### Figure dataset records
_ _ _ _ _ _ _

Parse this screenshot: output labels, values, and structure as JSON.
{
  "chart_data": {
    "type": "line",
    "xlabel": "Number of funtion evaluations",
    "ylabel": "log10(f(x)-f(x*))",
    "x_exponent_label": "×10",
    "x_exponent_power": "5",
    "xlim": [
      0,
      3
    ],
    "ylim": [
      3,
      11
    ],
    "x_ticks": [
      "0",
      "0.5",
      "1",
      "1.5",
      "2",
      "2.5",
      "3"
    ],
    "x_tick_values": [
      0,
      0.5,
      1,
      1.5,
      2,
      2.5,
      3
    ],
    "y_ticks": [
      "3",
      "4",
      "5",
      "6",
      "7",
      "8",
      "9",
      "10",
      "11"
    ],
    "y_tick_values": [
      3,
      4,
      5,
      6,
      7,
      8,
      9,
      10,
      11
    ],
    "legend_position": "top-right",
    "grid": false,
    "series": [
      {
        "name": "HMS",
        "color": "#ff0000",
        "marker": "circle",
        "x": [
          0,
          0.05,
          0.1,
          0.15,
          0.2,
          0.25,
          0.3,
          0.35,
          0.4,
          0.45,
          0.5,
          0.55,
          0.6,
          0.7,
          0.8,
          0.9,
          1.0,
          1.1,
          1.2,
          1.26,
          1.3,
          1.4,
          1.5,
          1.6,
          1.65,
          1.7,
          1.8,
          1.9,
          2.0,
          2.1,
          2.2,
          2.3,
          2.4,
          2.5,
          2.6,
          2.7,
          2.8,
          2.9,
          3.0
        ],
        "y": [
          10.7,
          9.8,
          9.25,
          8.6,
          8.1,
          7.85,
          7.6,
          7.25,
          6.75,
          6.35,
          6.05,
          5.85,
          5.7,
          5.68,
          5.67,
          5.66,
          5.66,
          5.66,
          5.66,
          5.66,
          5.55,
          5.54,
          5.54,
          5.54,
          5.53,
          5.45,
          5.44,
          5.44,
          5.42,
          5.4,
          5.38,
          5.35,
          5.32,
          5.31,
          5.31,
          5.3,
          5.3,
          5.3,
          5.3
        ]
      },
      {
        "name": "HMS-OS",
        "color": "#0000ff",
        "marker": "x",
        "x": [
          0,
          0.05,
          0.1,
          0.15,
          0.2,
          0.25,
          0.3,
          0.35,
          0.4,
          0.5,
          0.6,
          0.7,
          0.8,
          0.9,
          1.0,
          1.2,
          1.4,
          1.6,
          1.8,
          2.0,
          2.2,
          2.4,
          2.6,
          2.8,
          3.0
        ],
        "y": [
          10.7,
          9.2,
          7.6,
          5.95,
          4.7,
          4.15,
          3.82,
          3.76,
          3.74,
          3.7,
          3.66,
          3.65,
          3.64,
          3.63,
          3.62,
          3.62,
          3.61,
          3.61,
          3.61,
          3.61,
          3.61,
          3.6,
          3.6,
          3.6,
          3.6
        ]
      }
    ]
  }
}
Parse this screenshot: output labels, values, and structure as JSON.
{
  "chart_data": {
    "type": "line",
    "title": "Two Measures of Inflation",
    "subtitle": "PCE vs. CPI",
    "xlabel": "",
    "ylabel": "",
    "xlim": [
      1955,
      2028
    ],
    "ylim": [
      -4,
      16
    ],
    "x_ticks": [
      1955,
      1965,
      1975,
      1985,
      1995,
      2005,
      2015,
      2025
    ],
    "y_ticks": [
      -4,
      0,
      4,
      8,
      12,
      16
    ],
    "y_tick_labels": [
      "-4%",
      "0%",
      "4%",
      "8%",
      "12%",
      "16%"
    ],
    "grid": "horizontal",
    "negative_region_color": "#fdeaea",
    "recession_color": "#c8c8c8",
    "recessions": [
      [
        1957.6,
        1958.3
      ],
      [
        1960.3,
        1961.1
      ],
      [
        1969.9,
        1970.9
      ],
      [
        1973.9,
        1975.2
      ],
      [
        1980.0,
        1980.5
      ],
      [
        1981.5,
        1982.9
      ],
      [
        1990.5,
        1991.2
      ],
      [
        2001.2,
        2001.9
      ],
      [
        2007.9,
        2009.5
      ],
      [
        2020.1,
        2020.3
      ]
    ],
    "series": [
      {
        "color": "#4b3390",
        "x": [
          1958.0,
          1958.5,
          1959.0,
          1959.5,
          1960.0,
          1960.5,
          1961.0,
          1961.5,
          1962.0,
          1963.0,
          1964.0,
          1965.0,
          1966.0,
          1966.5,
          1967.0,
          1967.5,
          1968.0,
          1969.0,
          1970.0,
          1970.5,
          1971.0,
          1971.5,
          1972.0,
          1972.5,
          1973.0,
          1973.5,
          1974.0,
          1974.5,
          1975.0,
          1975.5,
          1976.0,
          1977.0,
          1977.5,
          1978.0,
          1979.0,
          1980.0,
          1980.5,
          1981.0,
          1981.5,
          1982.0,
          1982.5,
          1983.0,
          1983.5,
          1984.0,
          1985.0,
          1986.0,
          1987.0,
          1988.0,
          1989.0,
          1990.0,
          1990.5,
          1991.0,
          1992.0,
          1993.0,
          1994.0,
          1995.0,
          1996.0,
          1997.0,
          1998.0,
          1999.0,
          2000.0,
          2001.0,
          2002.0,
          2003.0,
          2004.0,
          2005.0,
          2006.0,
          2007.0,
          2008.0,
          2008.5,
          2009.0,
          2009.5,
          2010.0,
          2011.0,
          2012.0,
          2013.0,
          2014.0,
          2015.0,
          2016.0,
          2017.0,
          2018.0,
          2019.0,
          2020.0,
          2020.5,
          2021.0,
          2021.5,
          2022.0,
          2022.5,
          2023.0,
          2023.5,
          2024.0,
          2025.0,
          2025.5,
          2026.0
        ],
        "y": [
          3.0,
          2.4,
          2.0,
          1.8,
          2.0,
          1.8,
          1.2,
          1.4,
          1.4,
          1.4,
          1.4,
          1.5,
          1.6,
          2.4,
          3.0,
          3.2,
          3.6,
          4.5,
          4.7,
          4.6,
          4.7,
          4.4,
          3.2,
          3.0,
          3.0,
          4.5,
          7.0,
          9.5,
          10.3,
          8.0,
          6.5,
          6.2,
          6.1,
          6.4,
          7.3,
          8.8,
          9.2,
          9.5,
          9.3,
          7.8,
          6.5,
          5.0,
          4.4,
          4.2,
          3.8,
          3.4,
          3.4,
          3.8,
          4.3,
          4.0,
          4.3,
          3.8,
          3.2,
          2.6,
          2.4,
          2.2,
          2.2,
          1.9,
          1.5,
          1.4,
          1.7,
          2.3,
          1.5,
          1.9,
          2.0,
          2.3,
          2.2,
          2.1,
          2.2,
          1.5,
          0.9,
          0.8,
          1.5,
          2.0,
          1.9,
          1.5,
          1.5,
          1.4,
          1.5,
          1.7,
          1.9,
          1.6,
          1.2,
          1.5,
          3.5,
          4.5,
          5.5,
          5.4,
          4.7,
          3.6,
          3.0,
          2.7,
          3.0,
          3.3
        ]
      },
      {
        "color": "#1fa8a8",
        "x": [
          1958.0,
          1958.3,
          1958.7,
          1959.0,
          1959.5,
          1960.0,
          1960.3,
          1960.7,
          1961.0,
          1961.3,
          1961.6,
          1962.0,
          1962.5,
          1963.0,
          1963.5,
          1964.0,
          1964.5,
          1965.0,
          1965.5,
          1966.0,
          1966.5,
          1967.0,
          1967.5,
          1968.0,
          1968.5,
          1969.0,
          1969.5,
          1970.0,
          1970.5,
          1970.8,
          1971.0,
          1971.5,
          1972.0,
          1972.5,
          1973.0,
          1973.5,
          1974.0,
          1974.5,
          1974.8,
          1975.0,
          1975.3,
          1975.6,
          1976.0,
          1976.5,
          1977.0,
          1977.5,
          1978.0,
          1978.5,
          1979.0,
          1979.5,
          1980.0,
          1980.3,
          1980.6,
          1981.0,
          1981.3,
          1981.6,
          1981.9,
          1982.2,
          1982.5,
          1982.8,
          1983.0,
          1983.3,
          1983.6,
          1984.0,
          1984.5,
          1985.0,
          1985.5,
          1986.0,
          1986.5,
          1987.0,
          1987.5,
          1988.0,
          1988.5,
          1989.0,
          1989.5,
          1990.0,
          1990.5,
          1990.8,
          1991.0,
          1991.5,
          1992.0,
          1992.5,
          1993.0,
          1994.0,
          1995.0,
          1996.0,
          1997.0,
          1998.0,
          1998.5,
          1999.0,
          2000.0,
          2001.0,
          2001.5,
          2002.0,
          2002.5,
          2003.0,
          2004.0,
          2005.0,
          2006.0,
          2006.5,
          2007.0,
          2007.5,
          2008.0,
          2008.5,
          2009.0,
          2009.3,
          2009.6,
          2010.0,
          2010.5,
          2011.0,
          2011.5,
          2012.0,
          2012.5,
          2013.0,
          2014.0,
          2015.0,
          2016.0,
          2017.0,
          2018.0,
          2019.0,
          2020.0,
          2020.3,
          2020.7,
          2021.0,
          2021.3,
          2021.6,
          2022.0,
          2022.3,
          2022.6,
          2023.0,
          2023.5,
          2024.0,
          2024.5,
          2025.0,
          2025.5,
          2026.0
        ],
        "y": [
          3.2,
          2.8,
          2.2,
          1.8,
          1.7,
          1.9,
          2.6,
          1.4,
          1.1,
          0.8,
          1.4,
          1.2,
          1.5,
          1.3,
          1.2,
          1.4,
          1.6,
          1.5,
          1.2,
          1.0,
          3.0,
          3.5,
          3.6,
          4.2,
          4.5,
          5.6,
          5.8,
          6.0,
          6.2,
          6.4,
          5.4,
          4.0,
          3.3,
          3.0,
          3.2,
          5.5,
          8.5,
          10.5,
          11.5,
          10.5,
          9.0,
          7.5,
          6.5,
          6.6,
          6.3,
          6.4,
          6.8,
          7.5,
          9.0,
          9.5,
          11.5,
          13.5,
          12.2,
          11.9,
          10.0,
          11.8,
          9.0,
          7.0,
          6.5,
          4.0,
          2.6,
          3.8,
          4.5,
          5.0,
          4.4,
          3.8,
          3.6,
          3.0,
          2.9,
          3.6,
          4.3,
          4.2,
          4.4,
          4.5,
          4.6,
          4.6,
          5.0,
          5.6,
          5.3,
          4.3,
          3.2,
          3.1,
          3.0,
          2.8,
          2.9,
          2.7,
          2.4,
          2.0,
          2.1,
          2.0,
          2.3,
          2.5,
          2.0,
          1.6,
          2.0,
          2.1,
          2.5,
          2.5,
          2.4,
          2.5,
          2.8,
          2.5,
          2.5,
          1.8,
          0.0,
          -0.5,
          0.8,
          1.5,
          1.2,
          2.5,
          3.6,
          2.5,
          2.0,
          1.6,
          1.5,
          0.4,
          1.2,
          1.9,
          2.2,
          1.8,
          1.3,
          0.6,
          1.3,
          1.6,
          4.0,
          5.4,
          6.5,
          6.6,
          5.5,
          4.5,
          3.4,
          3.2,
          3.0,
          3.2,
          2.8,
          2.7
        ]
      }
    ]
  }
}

_ _ _ _ _ _ _

### Set problem
Copy out each line of the listing that holds "xlabel".

### Answer for this exercise
    "xlabel": "Number of funtion evaluations",
    "xlabel": "",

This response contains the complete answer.